_DATASET RECORDS_
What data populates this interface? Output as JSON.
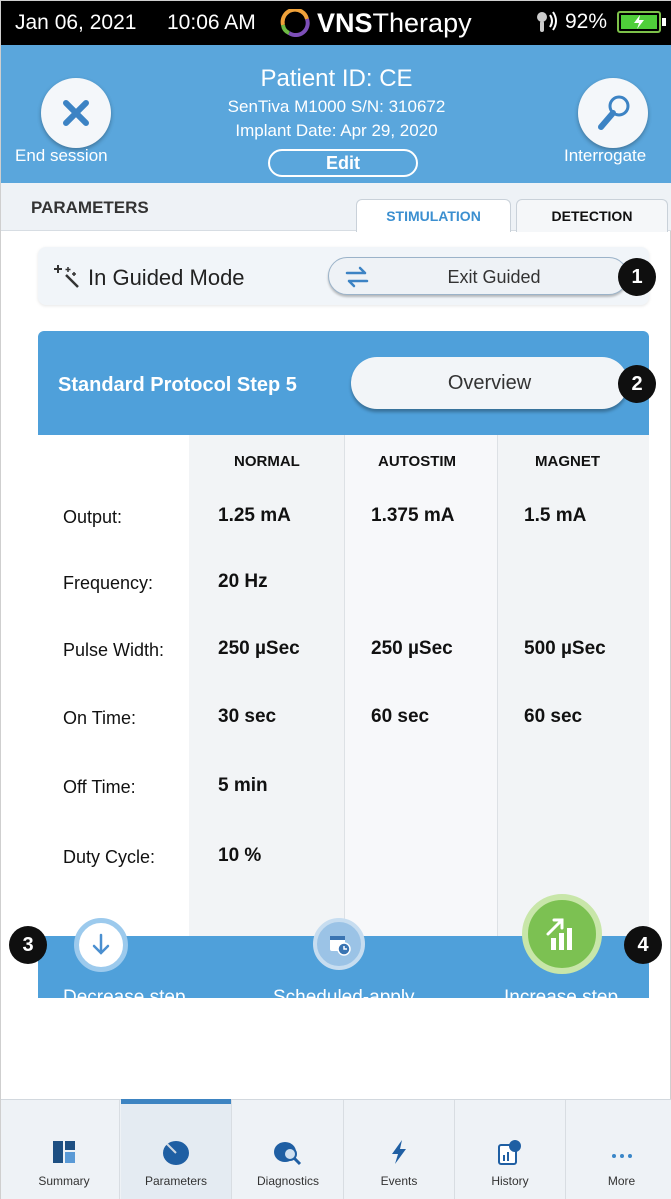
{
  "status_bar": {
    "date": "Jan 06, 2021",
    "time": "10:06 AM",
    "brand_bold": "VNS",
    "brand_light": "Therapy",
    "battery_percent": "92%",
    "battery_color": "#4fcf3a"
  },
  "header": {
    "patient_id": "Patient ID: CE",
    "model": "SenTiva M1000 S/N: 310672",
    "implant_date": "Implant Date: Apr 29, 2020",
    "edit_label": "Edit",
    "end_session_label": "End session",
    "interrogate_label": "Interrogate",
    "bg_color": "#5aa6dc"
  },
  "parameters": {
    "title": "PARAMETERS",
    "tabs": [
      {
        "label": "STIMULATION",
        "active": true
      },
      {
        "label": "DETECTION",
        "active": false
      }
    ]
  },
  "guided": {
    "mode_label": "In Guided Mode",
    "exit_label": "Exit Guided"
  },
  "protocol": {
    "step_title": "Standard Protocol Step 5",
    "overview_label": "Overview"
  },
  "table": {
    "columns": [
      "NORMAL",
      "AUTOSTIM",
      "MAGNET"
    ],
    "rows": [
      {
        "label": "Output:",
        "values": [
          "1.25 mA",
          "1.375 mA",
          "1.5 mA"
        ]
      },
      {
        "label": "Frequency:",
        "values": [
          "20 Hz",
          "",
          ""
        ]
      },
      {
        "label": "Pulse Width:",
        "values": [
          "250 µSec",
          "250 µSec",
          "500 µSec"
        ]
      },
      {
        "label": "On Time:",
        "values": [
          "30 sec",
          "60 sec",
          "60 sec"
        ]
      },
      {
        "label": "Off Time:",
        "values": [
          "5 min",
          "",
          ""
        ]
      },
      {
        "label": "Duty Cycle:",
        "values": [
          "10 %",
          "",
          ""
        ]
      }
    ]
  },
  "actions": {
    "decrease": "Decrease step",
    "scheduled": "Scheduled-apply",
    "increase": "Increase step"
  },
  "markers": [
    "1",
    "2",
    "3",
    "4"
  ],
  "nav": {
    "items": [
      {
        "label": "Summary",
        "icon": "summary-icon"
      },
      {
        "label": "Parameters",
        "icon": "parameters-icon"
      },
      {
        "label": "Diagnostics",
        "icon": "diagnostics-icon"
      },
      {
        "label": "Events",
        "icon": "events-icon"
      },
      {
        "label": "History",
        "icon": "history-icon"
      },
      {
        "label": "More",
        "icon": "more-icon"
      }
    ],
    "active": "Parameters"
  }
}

--

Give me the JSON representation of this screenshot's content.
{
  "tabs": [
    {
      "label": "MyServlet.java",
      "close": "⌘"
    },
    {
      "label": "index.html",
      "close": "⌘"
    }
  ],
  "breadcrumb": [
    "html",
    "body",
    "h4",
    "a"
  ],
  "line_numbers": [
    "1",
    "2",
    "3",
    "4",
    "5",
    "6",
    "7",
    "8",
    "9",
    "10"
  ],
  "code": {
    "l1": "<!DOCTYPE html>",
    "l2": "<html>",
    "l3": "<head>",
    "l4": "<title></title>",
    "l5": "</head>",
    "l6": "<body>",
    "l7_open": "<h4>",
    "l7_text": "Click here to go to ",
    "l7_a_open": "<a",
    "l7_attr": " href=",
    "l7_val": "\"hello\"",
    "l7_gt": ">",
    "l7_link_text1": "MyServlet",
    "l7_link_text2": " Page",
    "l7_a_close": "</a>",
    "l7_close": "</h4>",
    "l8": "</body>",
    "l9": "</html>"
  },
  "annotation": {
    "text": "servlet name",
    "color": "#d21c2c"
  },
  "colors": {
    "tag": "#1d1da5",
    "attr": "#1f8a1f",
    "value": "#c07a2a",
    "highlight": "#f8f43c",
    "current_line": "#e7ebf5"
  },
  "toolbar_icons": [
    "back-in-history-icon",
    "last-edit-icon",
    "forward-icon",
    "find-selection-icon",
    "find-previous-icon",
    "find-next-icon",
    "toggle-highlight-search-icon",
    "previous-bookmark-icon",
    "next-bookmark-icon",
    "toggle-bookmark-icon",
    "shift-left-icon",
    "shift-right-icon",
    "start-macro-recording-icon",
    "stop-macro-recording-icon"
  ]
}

_WHAT YOU NEED TO DO_
Report each line in the data that holds the word "recording".

_REPLY TO THE TASK_
    "start-macro-recording-icon",
    "stop-macro-recording-icon"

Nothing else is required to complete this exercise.